> _STATED PROBLEM_
Reproduce the material word for word; the images stay out.

> _TASK INPUTS_

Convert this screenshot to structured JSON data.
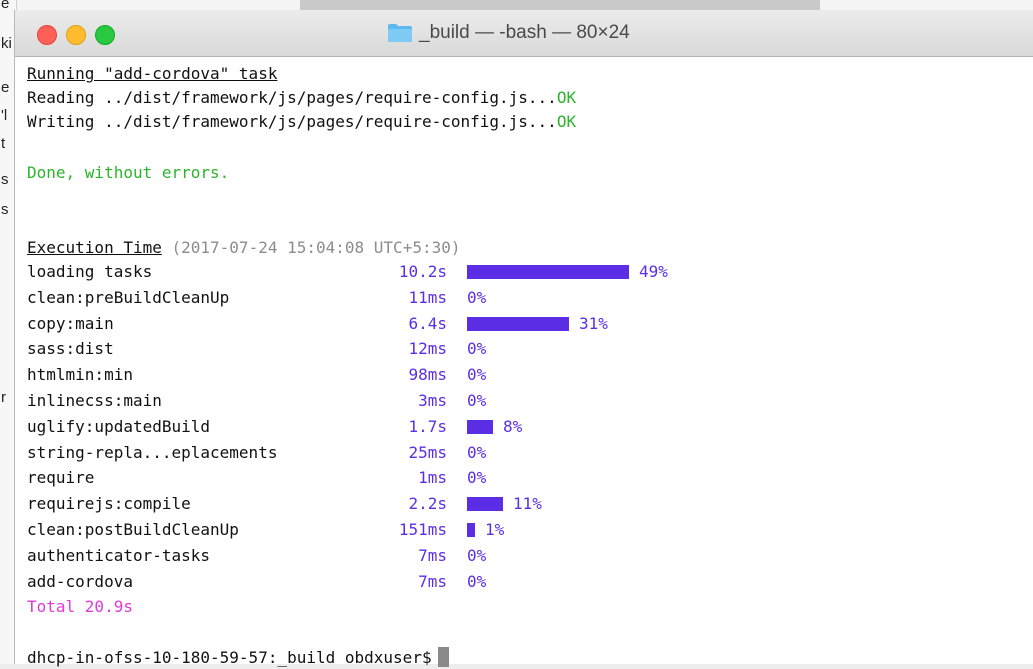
{
  "window": {
    "title": "_build — -bash — 80×24"
  },
  "background_fragments": [
    "e",
    "ki",
    "e",
    "'l",
    "t",
    "s",
    "s",
    "r"
  ],
  "terminal": {
    "task_header": "Running \"add-cordova\" task",
    "reading_text": "Reading ../dist/framework/js/pages/require-config.js...",
    "reading_status": "OK",
    "writing_text": "Writing ../dist/framework/js/pages/require-config.js...",
    "writing_status": "OK",
    "done_message": "Done, without errors.",
    "exec_label": "Execution Time",
    "exec_timestamp": "(2017-07-24 15:04:08 UTC+5:30)",
    "timings": [
      {
        "name": "loading tasks",
        "time": "10.2s",
        "percent": 49,
        "pct_label": "49%"
      },
      {
        "name": "clean:preBuildCleanUp",
        "time": "11ms",
        "percent": 0,
        "pct_label": "0%"
      },
      {
        "name": "copy:main",
        "time": "6.4s",
        "percent": 31,
        "pct_label": "31%"
      },
      {
        "name": "sass:dist",
        "time": "12ms",
        "percent": 0,
        "pct_label": "0%"
      },
      {
        "name": "htmlmin:min",
        "time": "98ms",
        "percent": 0,
        "pct_label": "0%"
      },
      {
        "name": "inlinecss:main",
        "time": "3ms",
        "percent": 0,
        "pct_label": "0%"
      },
      {
        "name": "uglify:updatedBuild",
        "time": "1.7s",
        "percent": 8,
        "pct_label": "8%"
      },
      {
        "name": "string-repla...eplacements",
        "time": "25ms",
        "percent": 0,
        "pct_label": "0%"
      },
      {
        "name": "require",
        "time": "1ms",
        "percent": 0,
        "pct_label": "0%"
      },
      {
        "name": "requirejs:compile",
        "time": "2.2s",
        "percent": 11,
        "pct_label": "11%"
      },
      {
        "name": "clean:postBuildCleanUp",
        "time": "151ms",
        "percent": 1,
        "pct_label": "1%"
      },
      {
        "name": "authenticator-tasks",
        "time": "7ms",
        "percent": 0,
        "pct_label": "0%"
      },
      {
        "name": "add-cordova",
        "time": "7ms",
        "percent": 0,
        "pct_label": "0%"
      }
    ],
    "total": "Total 20.9s",
    "prompt": "dhcp-in-ofss-10-180-59-57:_build obdxuser$"
  },
  "colors": {
    "ok": "#2bb52b",
    "timing": "#5b2ee5",
    "total": "#e03ad8",
    "muted": "#8c8c8c"
  },
  "icons": {
    "title": "folder-icon",
    "cursor": "block-cursor"
  }
}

> _FULL SOLUTION_
Convert this screenshot to structured JSON data.
{
  "window": {
    "title": "_build — -bash — 80×24"
  },
  "background_fragments": [
    "e",
    "ki",
    "e",
    "'l",
    "t",
    "s",
    "s",
    "r"
  ],
  "terminal": {
    "task_header": "Running \"add-cordova\" task",
    "reading_text": "Reading ../dist/framework/js/pages/require-config.js...",
    "reading_status": "OK",
    "writing_text": "Writing ../dist/framework/js/pages/require-config.js...",
    "writing_status": "OK",
    "done_message": "Done, without errors.",
    "exec_label": "Execution Time",
    "exec_timestamp": "(2017-07-24 15:04:08 UTC+5:30)",
    "timings": [
      {
        "name": "loading tasks",
        "time": "10.2s",
        "percent": 49,
        "pct_label": "49%"
      },
      {
        "name": "clean:preBuildCleanUp",
        "time": "11ms",
        "percent": 0,
        "pct_label": "0%"
      },
      {
        "name": "copy:main",
        "time": "6.4s",
        "percent": 31,
        "pct_label": "31%"
      },
      {
        "name": "sass:dist",
        "time": "12ms",
        "percent": 0,
        "pct_label": "0%"
      },
      {
        "name": "htmlmin:min",
        "time": "98ms",
        "percent": 0,
        "pct_label": "0%"
      },
      {
        "name": "inlinecss:main",
        "time": "3ms",
        "percent": 0,
        "pct_label": "0%"
      },
      {
        "name": "uglify:updatedBuild",
        "time": "1.7s",
        "percent": 8,
        "pct_label": "8%"
      },
      {
        "name": "string-repla...eplacements",
        "time": "25ms",
        "percent": 0,
        "pct_label": "0%"
      },
      {
        "name": "require",
        "time": "1ms",
        "percent": 0,
        "pct_label": "0%"
      },
      {
        "name": "requirejs:compile",
        "time": "2.2s",
        "percent": 11,
        "pct_label": "11%"
      },
      {
        "name": "clean:postBuildCleanUp",
        "time": "151ms",
        "percent": 1,
        "pct_label": "1%"
      },
      {
        "name": "authenticator-tasks",
        "time": "7ms",
        "percent": 0,
        "pct_label": "0%"
      },
      {
        "name": "add-cordova",
        "time": "7ms",
        "percent": 0,
        "pct_label": "0%"
      }
    ],
    "total": "Total 20.9s",
    "prompt": "dhcp-in-ofss-10-180-59-57:_build obdxuser$"
  },
  "colors": {
    "ok": "#2bb52b",
    "timing": "#5b2ee5",
    "total": "#e03ad8",
    "muted": "#8c8c8c"
  },
  "icons": {
    "title": "folder-icon",
    "cursor": "block-cursor"
  }
}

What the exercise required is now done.